Dataset entries on figures

▬▬▬▬▬▬▬▬▬▬

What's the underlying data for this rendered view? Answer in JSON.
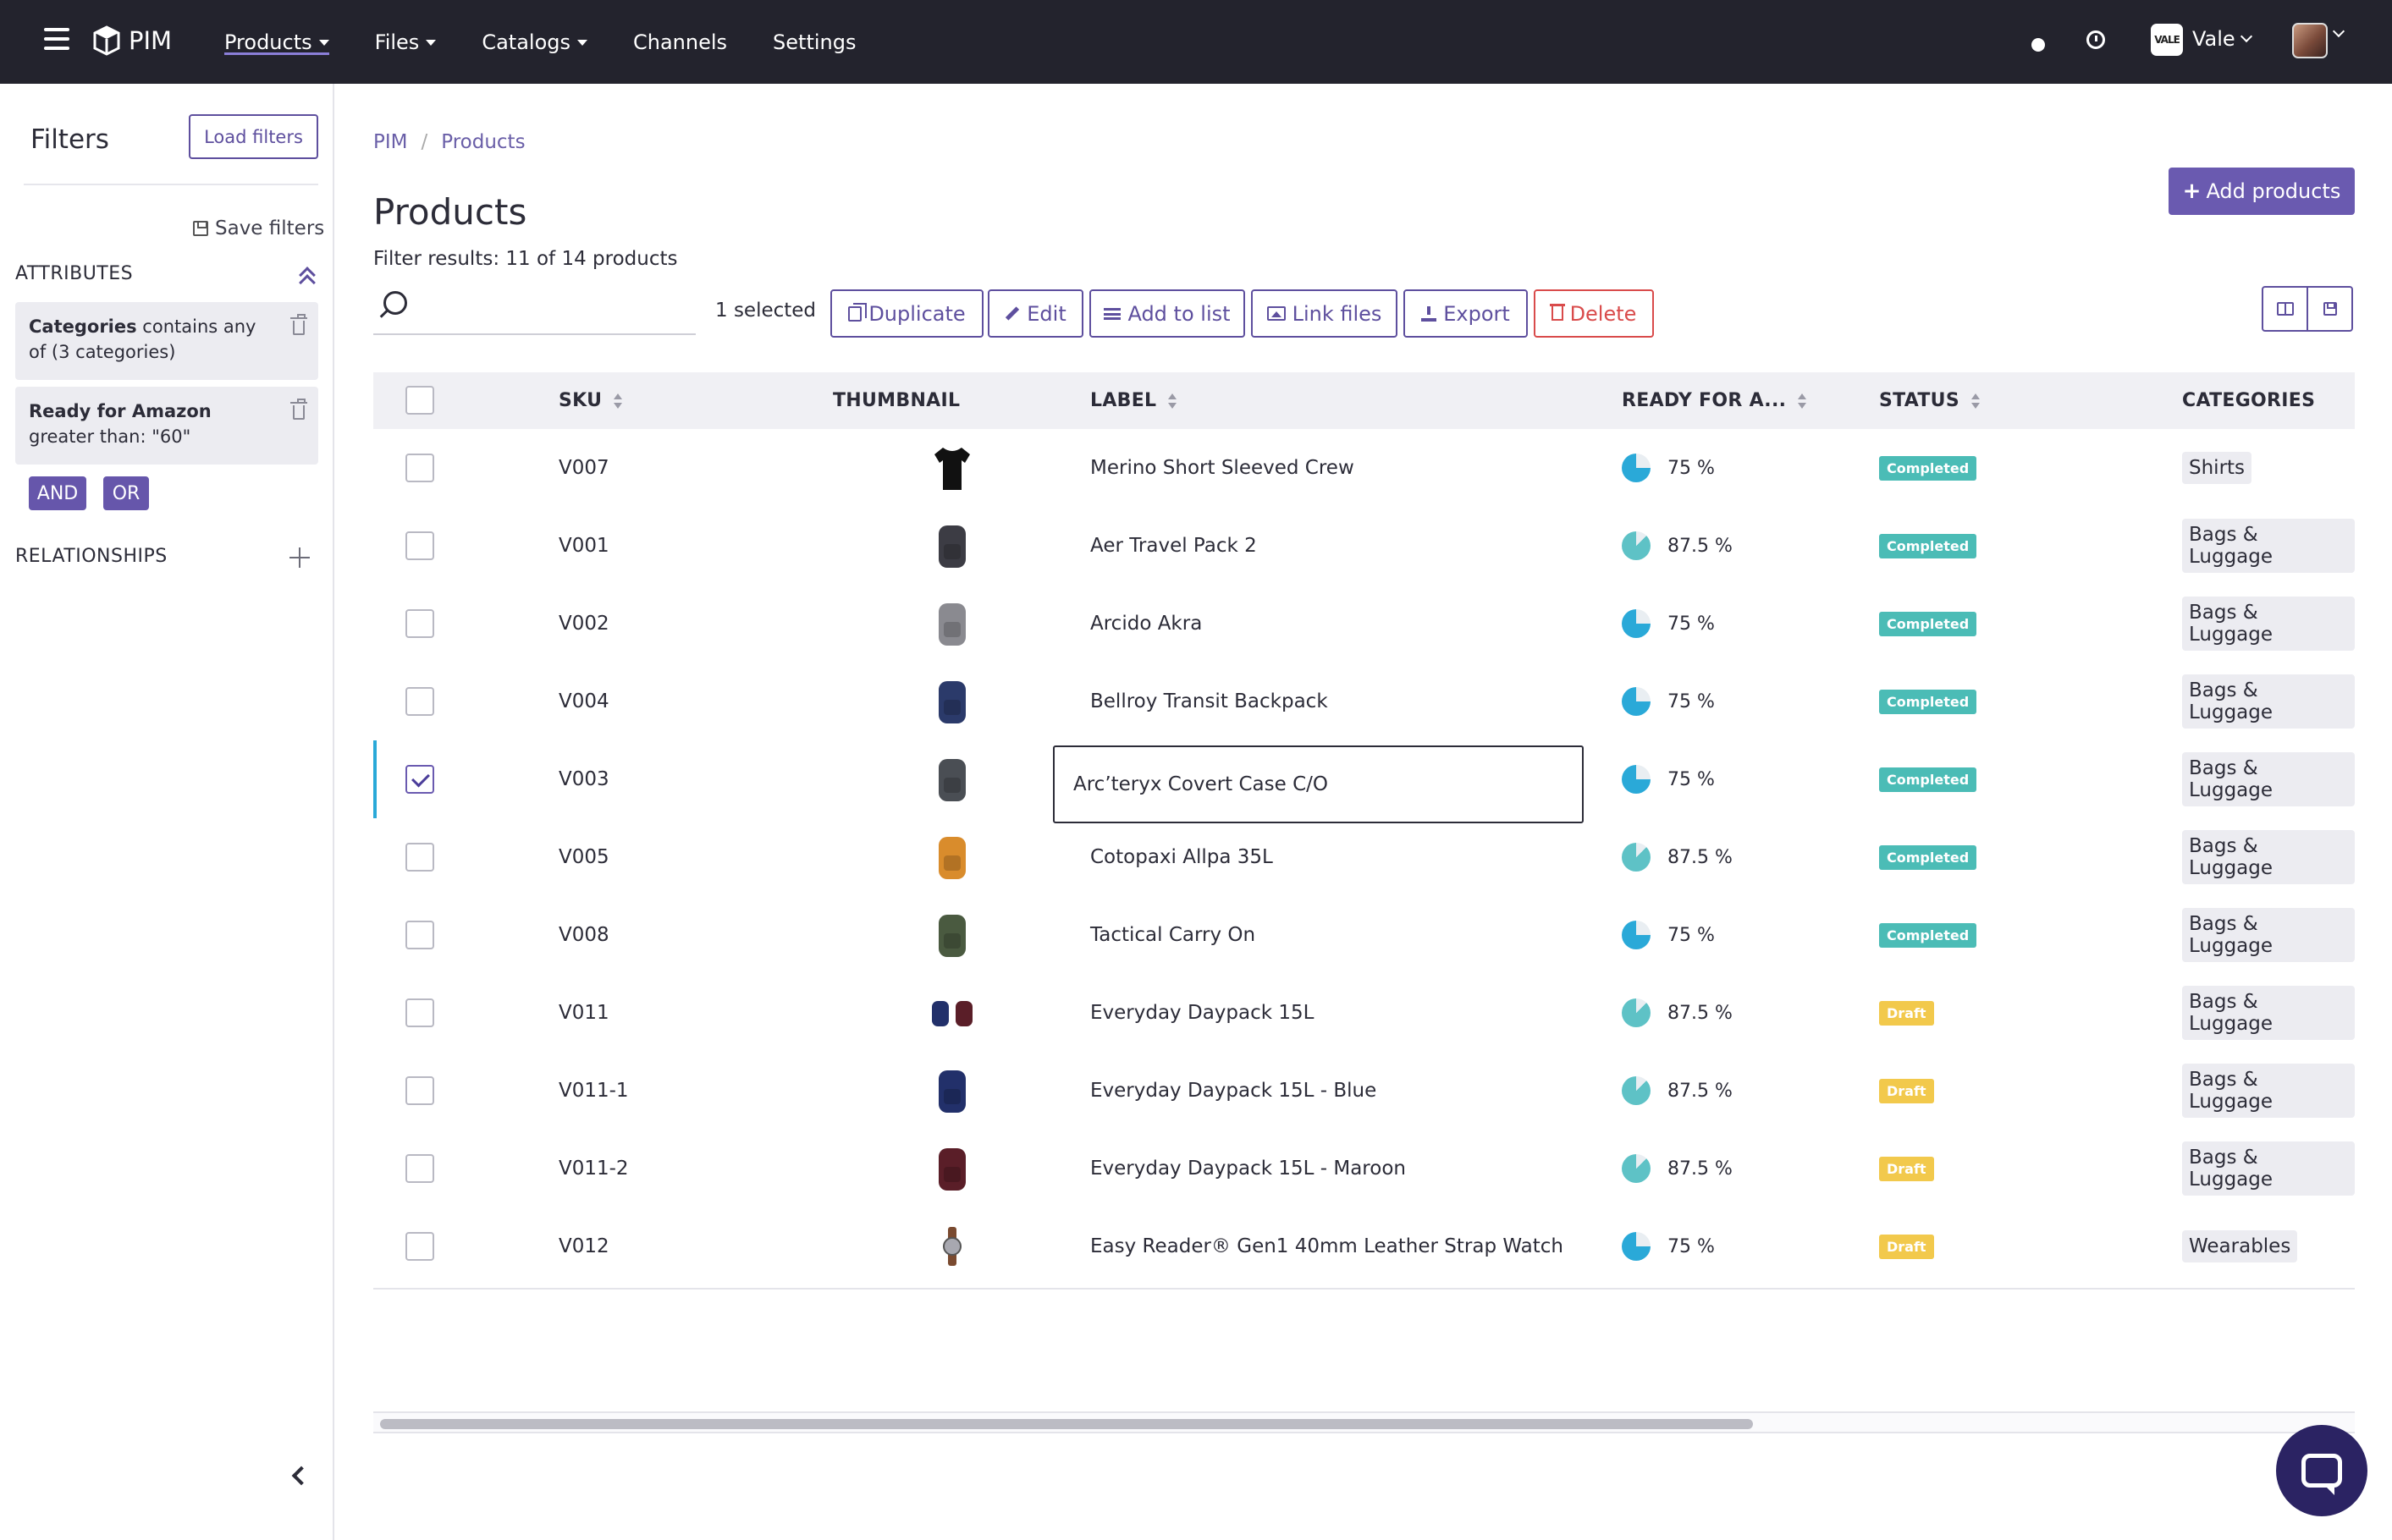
{
  "app": {
    "brand": "PIM"
  },
  "nav": [
    {
      "label": "Products",
      "dropdown": true,
      "active": true
    },
    {
      "label": "Files",
      "dropdown": true
    },
    {
      "label": "Catalogs",
      "dropdown": true
    },
    {
      "label": "Channels",
      "dropdown": false
    },
    {
      "label": "Settings",
      "dropdown": false
    }
  ],
  "header": {
    "org_logo": "VALE",
    "org_name": "Vale"
  },
  "sidebar": {
    "title": "Filters",
    "load_filters": "Load filters",
    "save_filters": "Save filters",
    "attributes_label": "ATTRIBUTES",
    "filters": [
      {
        "field": "Categories",
        "rest": " contains any of (3 categories)"
      },
      {
        "field": "Ready for Amazon",
        "rest": " greater than: \"60\""
      }
    ],
    "and_label": "AND",
    "or_label": "OR",
    "relationships_label": "RELATIONSHIPS"
  },
  "breadcrumb": {
    "root": "PIM",
    "sep": "/",
    "current": "Products"
  },
  "page": {
    "title": "Products",
    "filter_results": "Filter results: 11 of 14 products",
    "add_products": "Add products",
    "search_placeholder": "",
    "selected_count": "1 selected"
  },
  "actions": {
    "duplicate": "Duplicate",
    "edit": "Edit",
    "add_to_list": "Add to list",
    "link_files": "Link files",
    "export": "Export",
    "delete": "Delete"
  },
  "colors": {
    "completed": "#4bbcb6",
    "draft": "#f2c94c",
    "pie_75": "#2aa9d8",
    "pie_87": "#5ec2c6",
    "accent": "#6a5ab0"
  },
  "table": {
    "columns": {
      "sku": "SKU",
      "thumbnail": "THUMBNAIL",
      "label": "LABEL",
      "ready": "READY FOR A...",
      "status": "STATUS",
      "categories": "CATEGORIES"
    },
    "editing_value": "Arc’teryx Covert Case C/O",
    "rows": [
      {
        "sku": "V007",
        "thumb": "tshirt-icon",
        "label": "Merino Short Sleeved Crew",
        "ready_pct": "75 %",
        "ready_fraction": 0.75,
        "status": "Completed",
        "category": "Shirts",
        "selected": false
      },
      {
        "sku": "V001",
        "thumb": "backpack-icon",
        "label": "Aer Travel Pack 2",
        "ready_pct": "87.5 %",
        "ready_fraction": 0.875,
        "status": "Completed",
        "category": "Bags & Luggage",
        "selected": false
      },
      {
        "sku": "V002",
        "thumb": "backpack-icon",
        "label": "Arcido Akra",
        "ready_pct": "75 %",
        "ready_fraction": 0.75,
        "status": "Completed",
        "category": "Bags & Luggage",
        "selected": false
      },
      {
        "sku": "V004",
        "thumb": "backpack-icon",
        "label": "Bellroy Transit Backpack",
        "ready_pct": "75 %",
        "ready_fraction": 0.75,
        "status": "Completed",
        "category": "Bags & Luggage",
        "selected": false
      },
      {
        "sku": "V003",
        "thumb": "backpack-icon",
        "label": "Arc’teryx Covert Case C/O",
        "ready_pct": "75 %",
        "ready_fraction": 0.75,
        "status": "Completed",
        "category": "Bags & Luggage",
        "selected": true
      },
      {
        "sku": "V005",
        "thumb": "backpack-icon",
        "label": "Cotopaxi Allpa 35L",
        "ready_pct": "87.5 %",
        "ready_fraction": 0.875,
        "status": "Completed",
        "category": "Bags & Luggage",
        "selected": false
      },
      {
        "sku": "V008",
        "thumb": "backpack-icon",
        "label": "Tactical Carry On",
        "ready_pct": "75 %",
        "ready_fraction": 0.75,
        "status": "Completed",
        "category": "Bags & Luggage",
        "selected": false
      },
      {
        "sku": "V011",
        "thumb": "backpack-pair-icon",
        "label": "Everyday Daypack 15L",
        "ready_pct": "87.5 %",
        "ready_fraction": 0.875,
        "status": "Draft",
        "category": "Bags & Luggage",
        "selected": false
      },
      {
        "sku": "V011-1",
        "thumb": "backpack-icon",
        "label": "Everyday Daypack 15L - Blue",
        "ready_pct": "87.5 %",
        "ready_fraction": 0.875,
        "status": "Draft",
        "category": "Bags & Luggage",
        "selected": false
      },
      {
        "sku": "V011-2",
        "thumb": "backpack-icon",
        "label": "Everyday Daypack 15L - Maroon",
        "ready_pct": "87.5 %",
        "ready_fraction": 0.875,
        "status": "Draft",
        "category": "Bags & Luggage",
        "selected": false
      },
      {
        "sku": "V012",
        "thumb": "watch-icon",
        "label": "Easy Reader® Gen1 40mm Leather Strap Watch",
        "ready_pct": "75 %",
        "ready_fraction": 0.75,
        "status": "Draft",
        "category": "Wearables",
        "selected": false
      }
    ]
  }
}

▬▬▬▬▬▬▬▬▬▬

Problem: Return all lines with the word "Covert" in them.

Solution for this problem:
    "editing_value": "Arc’teryx Covert Case C/O",
        "label": "Arc’teryx Covert Case C/O",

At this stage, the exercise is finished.